TASK DIRECTIONS — Lines that hold the word "Nivel" should be located and copied.
◇ ◇ ◇ ◇ ◇
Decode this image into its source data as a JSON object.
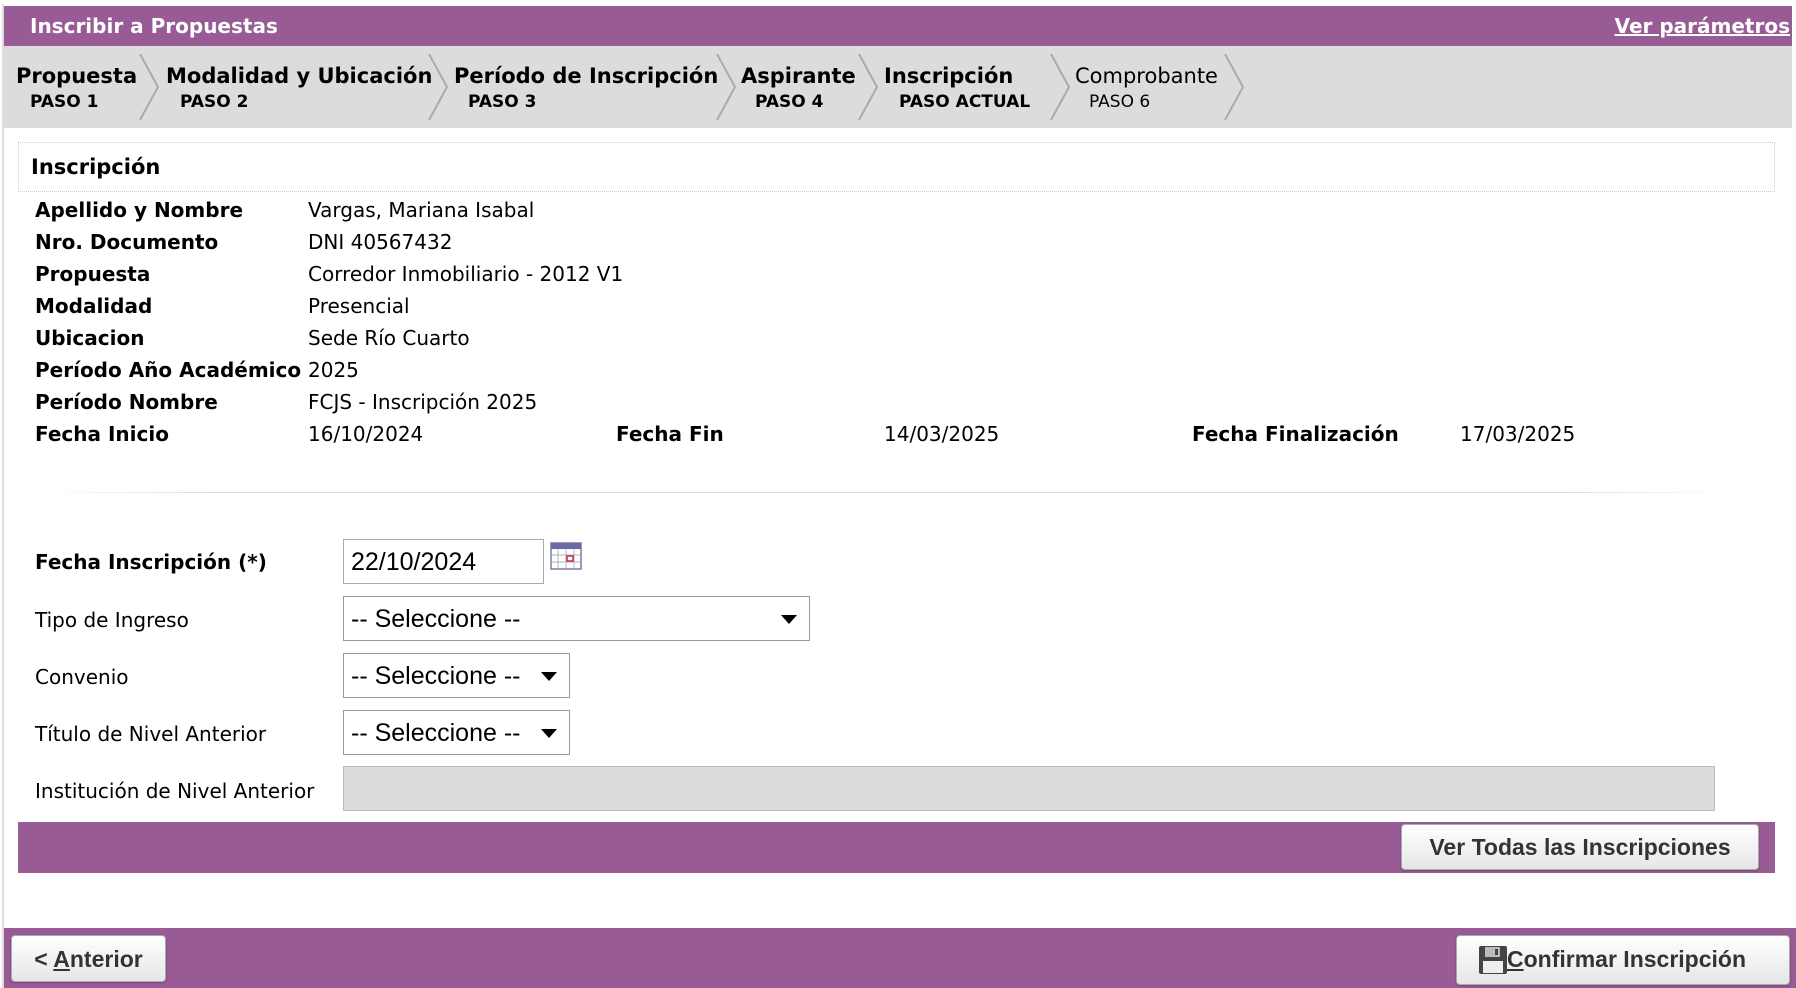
{
  "header": {
    "title": "Inscribir a Propuestas",
    "params_link": "Ver parámetros"
  },
  "steps": [
    {
      "title": "Propuesta",
      "sub": "PASO 1",
      "state": "done"
    },
    {
      "title": "Modalidad y Ubicación",
      "sub": "PASO 2",
      "state": "done"
    },
    {
      "title": "Período de Inscripción",
      "sub": "PASO 3",
      "state": "done"
    },
    {
      "title": "Aspirante",
      "sub": "PASO 4",
      "state": "done"
    },
    {
      "title": "Inscripción",
      "sub": "PASO ACTUAL",
      "state": "current"
    },
    {
      "title": "Comprobante",
      "sub": "PASO 6",
      "state": "pending"
    }
  ],
  "panel": {
    "title": "Inscripción"
  },
  "info": {
    "apellido_label": "Apellido y Nombre",
    "apellido_value": "Vargas, Mariana Isabal",
    "documento_label": "Nro. Documento",
    "documento_value": "DNI 40567432",
    "propuesta_label": "Propuesta",
    "propuesta_value": "Corredor Inmobiliario - 2012 V1",
    "modalidad_label": "Modalidad",
    "modalidad_value": "Presencial",
    "ubicacion_label": "Ubicacion",
    "ubicacion_value": "Sede Río Cuarto",
    "anio_label": "Período Año Académico",
    "anio_value": "2025",
    "periodo_label": "Período Nombre",
    "periodo_value": "FCJS - Inscripción 2025",
    "fecha_inicio_label": "Fecha Inicio",
    "fecha_inicio_value": "16/10/2024",
    "fecha_fin_label": "Fecha Fin",
    "fecha_fin_value": "14/03/2025",
    "fecha_finalizacion_label": "Fecha Finalización",
    "fecha_finalizacion_value": "17/03/2025"
  },
  "form": {
    "fecha_inscripcion_label": "Fecha Inscripción (*)",
    "fecha_inscripcion_value": "22/10/2024",
    "tipo_ingreso_label": "Tipo de Ingreso",
    "tipo_ingreso_value": "-- Seleccione --",
    "convenio_label": "Convenio",
    "convenio_value": "-- Seleccione --",
    "titulo_label": "Título de Nivel Anterior",
    "titulo_value": "-- Seleccione --",
    "institucion_label": "Institución de Nivel Anterior",
    "institucion_value": ""
  },
  "buttons": {
    "ver_todas": "Ver Todas las Inscripciones",
    "anterior_prefix": "< ",
    "anterior_accel": "A",
    "anterior_rest": "nterior",
    "confirmar_accel": "C",
    "confirmar_rest": "onfirmar Inscripción"
  },
  "colors": {
    "accent": "#985b96",
    "steps_bg": "#dcdcdc"
  }
}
◇ ◇ ◇ ◇ ◇
ANSWER IN FULL —
    "titulo_label": "Título de Nivel Anterior",
    "institucion_label": "Institución de Nivel Anterior",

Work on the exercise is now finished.